- _YOUR OBJECTIVE_
Return all of the data exactly as given.
══════════
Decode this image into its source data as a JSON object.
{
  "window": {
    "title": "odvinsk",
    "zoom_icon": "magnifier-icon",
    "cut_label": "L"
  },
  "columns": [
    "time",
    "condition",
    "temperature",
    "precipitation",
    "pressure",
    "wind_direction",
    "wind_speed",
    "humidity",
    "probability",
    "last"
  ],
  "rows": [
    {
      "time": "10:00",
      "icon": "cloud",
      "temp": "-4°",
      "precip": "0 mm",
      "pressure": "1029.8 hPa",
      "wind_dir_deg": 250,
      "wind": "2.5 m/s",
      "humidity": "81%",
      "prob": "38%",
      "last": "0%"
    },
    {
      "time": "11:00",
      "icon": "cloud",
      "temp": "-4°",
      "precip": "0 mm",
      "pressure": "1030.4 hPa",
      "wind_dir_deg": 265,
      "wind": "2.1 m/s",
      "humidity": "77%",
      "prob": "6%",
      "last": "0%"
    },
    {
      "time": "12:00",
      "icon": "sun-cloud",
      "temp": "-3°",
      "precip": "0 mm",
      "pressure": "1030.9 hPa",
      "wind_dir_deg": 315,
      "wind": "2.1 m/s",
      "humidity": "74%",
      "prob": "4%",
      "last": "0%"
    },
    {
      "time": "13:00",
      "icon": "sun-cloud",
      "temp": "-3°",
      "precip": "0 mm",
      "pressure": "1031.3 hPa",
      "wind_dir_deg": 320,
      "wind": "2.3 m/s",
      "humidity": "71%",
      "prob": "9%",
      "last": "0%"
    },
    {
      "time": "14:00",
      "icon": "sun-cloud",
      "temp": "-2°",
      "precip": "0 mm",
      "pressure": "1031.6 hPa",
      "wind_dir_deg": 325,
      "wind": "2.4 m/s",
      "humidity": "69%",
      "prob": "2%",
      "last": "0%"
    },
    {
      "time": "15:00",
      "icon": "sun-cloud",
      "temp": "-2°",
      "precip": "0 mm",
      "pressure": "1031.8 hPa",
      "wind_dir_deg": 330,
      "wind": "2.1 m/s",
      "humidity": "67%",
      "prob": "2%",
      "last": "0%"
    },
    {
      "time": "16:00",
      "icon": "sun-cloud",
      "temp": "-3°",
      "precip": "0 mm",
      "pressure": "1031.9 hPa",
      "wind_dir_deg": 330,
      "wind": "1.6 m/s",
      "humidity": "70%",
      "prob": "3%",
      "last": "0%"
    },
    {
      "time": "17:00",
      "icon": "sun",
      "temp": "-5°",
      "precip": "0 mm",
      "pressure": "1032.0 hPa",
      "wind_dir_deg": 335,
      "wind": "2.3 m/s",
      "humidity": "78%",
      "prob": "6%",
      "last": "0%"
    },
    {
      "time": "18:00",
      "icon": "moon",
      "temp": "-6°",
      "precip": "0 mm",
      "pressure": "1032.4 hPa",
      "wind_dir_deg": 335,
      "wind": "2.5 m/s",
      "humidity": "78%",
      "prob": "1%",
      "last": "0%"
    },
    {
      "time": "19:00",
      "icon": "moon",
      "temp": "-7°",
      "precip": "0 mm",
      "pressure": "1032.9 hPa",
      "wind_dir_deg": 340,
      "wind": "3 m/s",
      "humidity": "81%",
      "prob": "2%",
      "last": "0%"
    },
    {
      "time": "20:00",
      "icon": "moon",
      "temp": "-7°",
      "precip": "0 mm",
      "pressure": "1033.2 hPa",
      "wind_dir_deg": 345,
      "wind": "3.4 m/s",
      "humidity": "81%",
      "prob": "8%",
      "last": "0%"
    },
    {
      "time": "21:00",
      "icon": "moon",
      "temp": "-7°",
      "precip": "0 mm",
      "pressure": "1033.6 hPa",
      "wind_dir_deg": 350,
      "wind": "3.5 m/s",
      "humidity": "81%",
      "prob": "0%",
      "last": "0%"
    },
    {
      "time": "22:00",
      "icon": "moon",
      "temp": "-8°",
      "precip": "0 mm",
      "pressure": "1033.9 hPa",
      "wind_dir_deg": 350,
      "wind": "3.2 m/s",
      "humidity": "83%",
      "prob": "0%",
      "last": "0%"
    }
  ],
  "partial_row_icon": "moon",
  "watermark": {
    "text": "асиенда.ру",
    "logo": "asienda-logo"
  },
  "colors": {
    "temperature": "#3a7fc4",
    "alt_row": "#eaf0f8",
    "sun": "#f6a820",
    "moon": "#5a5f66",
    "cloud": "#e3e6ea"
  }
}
══════════
- _WORKED SOLUTION_
Decode this image into its source data as a JSON object.
{
  "window": {
    "title": "odvinsk",
    "zoom_icon": "magnifier-icon",
    "cut_label": "L"
  },
  "columns": [
    "time",
    "condition",
    "temperature",
    "precipitation",
    "pressure",
    "wind_direction",
    "wind_speed",
    "humidity",
    "probability",
    "last"
  ],
  "rows": [
    {
      "time": "10:00",
      "icon": "cloud",
      "temp": "-4°",
      "precip": "0 mm",
      "pressure": "1029.8 hPa",
      "wind_dir_deg": 250,
      "wind": "2.5 m/s",
      "humidity": "81%",
      "prob": "38%",
      "last": "0%"
    },
    {
      "time": "11:00",
      "icon": "cloud",
      "temp": "-4°",
      "precip": "0 mm",
      "pressure": "1030.4 hPa",
      "wind_dir_deg": 265,
      "wind": "2.1 m/s",
      "humidity": "77%",
      "prob": "6%",
      "last": "0%"
    },
    {
      "time": "12:00",
      "icon": "sun-cloud",
      "temp": "-3°",
      "precip": "0 mm",
      "pressure": "1030.9 hPa",
      "wind_dir_deg": 315,
      "wind": "2.1 m/s",
      "humidity": "74%",
      "prob": "4%",
      "last": "0%"
    },
    {
      "time": "13:00",
      "icon": "sun-cloud",
      "temp": "-3°",
      "precip": "0 mm",
      "pressure": "1031.3 hPa",
      "wind_dir_deg": 320,
      "wind": "2.3 m/s",
      "humidity": "71%",
      "prob": "9%",
      "last": "0%"
    },
    {
      "time": "14:00",
      "icon": "sun-cloud",
      "temp": "-2°",
      "precip": "0 mm",
      "pressure": "1031.6 hPa",
      "wind_dir_deg": 325,
      "wind": "2.4 m/s",
      "humidity": "69%",
      "prob": "2%",
      "last": "0%"
    },
    {
      "time": "15:00",
      "icon": "sun-cloud",
      "temp": "-2°",
      "precip": "0 mm",
      "pressure": "1031.8 hPa",
      "wind_dir_deg": 330,
      "wind": "2.1 m/s",
      "humidity": "67%",
      "prob": "2%",
      "last": "0%"
    },
    {
      "time": "16:00",
      "icon": "sun-cloud",
      "temp": "-3°",
      "precip": "0 mm",
      "pressure": "1031.9 hPa",
      "wind_dir_deg": 330,
      "wind": "1.6 m/s",
      "humidity": "70%",
      "prob": "3%",
      "last": "0%"
    },
    {
      "time": "17:00",
      "icon": "sun",
      "temp": "-5°",
      "precip": "0 mm",
      "pressure": "1032.0 hPa",
      "wind_dir_deg": 335,
      "wind": "2.3 m/s",
      "humidity": "78%",
      "prob": "6%",
      "last": "0%"
    },
    {
      "time": "18:00",
      "icon": "moon",
      "temp": "-6°",
      "precip": "0 mm",
      "pressure": "1032.4 hPa",
      "wind_dir_deg": 335,
      "wind": "2.5 m/s",
      "humidity": "78%",
      "prob": "1%",
      "last": "0%"
    },
    {
      "time": "19:00",
      "icon": "moon",
      "temp": "-7°",
      "precip": "0 mm",
      "pressure": "1032.9 hPa",
      "wind_dir_deg": 340,
      "wind": "3 m/s",
      "humidity": "81%",
      "prob": "2%",
      "last": "0%"
    },
    {
      "time": "20:00",
      "icon": "moon",
      "temp": "-7°",
      "precip": "0 mm",
      "pressure": "1033.2 hPa",
      "wind_dir_deg": 345,
      "wind": "3.4 m/s",
      "humidity": "81%",
      "prob": "8%",
      "last": "0%"
    },
    {
      "time": "21:00",
      "icon": "moon",
      "temp": "-7°",
      "precip": "0 mm",
      "pressure": "1033.6 hPa",
      "wind_dir_deg": 350,
      "wind": "3.5 m/s",
      "humidity": "81%",
      "prob": "0%",
      "last": "0%"
    },
    {
      "time": "22:00",
      "icon": "moon",
      "temp": "-8°",
      "precip": "0 mm",
      "pressure": "1033.9 hPa",
      "wind_dir_deg": 350,
      "wind": "3.2 m/s",
      "humidity": "83%",
      "prob": "0%",
      "last": "0%"
    }
  ],
  "partial_row_icon": "moon",
  "watermark": {
    "text": "асиенда.ру",
    "logo": "asienda-logo"
  },
  "colors": {
    "temperature": "#3a7fc4",
    "alt_row": "#eaf0f8",
    "sun": "#f6a820",
    "moon": "#5a5f66",
    "cloud": "#e3e6ea"
  }
}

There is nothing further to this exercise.